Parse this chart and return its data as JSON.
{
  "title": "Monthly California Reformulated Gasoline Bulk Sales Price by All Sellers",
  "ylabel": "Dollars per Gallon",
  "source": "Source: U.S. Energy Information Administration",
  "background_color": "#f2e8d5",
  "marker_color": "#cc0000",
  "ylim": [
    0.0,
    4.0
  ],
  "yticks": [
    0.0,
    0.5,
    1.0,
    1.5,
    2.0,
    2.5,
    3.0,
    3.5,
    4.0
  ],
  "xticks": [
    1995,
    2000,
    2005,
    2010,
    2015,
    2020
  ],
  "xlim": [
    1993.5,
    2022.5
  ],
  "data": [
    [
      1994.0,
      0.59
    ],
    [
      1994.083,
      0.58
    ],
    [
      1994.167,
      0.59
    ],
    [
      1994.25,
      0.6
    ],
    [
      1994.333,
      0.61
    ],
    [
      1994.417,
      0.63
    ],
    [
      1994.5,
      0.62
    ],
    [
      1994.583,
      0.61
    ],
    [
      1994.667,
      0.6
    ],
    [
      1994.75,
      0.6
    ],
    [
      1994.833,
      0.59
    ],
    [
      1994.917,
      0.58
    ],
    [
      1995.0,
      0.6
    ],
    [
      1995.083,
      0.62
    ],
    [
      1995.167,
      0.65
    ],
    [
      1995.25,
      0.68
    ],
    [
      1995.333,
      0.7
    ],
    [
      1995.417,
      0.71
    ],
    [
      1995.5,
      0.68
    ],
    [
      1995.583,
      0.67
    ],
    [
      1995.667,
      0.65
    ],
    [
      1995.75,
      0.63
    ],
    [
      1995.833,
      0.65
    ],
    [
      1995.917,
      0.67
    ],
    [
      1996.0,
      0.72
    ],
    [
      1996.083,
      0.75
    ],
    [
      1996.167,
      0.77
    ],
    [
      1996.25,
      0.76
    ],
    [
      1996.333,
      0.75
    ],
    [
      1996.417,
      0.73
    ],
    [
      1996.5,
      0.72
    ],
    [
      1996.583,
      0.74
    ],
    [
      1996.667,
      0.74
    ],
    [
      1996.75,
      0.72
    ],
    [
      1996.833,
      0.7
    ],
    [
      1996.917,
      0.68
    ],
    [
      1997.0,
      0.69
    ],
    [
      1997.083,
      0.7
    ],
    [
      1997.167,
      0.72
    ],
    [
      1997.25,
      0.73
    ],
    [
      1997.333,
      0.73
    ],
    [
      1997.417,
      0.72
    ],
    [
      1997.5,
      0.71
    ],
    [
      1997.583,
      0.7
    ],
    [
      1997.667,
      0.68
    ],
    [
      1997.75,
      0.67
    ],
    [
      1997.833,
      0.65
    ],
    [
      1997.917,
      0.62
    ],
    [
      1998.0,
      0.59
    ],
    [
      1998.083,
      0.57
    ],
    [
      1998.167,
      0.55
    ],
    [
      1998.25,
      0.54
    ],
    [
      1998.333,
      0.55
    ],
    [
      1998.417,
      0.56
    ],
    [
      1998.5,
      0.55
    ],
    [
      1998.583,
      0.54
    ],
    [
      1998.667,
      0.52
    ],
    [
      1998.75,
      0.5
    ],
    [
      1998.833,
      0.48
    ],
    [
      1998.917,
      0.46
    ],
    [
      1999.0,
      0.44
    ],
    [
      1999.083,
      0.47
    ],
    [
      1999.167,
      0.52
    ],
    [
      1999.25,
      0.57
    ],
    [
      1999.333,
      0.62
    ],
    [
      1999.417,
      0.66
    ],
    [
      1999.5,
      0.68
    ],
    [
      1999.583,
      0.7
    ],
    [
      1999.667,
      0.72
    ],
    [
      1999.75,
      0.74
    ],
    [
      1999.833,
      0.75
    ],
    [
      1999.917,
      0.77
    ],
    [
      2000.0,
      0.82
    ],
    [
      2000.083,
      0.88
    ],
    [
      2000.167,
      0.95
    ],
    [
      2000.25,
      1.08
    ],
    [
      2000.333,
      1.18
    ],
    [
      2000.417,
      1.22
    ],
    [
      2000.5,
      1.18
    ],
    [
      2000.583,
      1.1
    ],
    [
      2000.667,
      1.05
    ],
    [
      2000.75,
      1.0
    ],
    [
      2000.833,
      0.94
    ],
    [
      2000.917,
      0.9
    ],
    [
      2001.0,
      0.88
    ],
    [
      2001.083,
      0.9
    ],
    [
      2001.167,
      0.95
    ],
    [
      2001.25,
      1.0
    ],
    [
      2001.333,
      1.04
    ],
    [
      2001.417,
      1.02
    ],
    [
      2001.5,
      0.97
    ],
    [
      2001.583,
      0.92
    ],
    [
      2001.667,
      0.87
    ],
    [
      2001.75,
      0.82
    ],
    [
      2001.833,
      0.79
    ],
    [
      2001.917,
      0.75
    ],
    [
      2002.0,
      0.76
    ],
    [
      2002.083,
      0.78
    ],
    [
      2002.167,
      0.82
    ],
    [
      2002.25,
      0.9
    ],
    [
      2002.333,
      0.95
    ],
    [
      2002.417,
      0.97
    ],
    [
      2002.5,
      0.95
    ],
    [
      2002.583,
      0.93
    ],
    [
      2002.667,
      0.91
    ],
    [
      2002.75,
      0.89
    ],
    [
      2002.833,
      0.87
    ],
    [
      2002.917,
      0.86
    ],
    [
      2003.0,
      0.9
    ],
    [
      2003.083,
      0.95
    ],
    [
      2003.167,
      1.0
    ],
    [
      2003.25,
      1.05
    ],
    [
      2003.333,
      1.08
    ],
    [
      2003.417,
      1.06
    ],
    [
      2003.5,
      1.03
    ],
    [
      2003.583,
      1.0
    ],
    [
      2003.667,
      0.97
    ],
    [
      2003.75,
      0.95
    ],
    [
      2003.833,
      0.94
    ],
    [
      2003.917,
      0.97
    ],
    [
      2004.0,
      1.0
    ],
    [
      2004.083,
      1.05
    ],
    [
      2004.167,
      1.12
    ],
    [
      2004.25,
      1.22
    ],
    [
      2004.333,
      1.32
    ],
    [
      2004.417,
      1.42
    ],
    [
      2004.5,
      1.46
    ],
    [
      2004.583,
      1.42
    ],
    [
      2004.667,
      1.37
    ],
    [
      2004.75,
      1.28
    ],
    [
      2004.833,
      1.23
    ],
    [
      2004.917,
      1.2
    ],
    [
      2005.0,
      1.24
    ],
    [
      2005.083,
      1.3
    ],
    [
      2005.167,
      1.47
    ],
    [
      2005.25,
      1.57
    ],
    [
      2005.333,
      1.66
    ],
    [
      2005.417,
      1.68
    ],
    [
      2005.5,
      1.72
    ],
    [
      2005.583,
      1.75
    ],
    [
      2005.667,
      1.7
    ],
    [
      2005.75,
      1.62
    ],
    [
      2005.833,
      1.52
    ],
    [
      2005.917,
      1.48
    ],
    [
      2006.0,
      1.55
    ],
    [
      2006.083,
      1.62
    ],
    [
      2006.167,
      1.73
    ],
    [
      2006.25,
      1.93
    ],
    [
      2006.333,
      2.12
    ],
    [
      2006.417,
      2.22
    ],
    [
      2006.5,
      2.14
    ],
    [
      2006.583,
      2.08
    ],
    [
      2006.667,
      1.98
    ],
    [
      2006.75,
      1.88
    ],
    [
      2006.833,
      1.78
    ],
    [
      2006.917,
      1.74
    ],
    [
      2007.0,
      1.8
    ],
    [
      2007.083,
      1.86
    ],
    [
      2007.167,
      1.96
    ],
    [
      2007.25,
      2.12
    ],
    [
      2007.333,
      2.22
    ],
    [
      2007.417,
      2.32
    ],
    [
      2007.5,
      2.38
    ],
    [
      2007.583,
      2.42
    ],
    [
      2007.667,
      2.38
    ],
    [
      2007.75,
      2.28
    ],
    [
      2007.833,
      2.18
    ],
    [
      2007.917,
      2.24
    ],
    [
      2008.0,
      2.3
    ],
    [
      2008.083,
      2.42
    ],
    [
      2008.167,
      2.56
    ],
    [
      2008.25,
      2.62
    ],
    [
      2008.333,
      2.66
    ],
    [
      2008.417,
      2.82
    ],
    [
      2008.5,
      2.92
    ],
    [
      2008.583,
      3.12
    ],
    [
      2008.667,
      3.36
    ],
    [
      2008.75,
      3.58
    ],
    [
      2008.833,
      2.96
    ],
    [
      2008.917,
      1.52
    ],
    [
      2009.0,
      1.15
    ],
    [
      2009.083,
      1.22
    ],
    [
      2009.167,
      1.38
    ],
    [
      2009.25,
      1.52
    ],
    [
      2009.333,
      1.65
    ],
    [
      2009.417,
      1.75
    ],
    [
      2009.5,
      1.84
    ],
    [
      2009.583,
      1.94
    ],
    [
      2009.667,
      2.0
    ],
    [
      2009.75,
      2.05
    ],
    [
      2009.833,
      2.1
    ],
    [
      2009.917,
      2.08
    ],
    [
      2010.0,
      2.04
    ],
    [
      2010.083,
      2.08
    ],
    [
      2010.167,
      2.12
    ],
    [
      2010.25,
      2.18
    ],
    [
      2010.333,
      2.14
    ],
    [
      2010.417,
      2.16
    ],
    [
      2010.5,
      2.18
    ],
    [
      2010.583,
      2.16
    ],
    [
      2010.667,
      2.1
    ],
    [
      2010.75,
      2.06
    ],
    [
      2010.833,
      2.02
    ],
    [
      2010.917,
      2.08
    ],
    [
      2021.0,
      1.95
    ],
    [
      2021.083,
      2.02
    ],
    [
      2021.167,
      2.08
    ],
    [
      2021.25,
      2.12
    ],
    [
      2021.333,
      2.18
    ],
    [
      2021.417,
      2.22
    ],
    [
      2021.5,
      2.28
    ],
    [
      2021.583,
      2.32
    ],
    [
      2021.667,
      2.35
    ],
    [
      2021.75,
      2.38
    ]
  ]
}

### OBJECTIVE
Count the lines in which the string "data" appears, then report only that figure.

### ANSWER TO THIS EXERCISE
2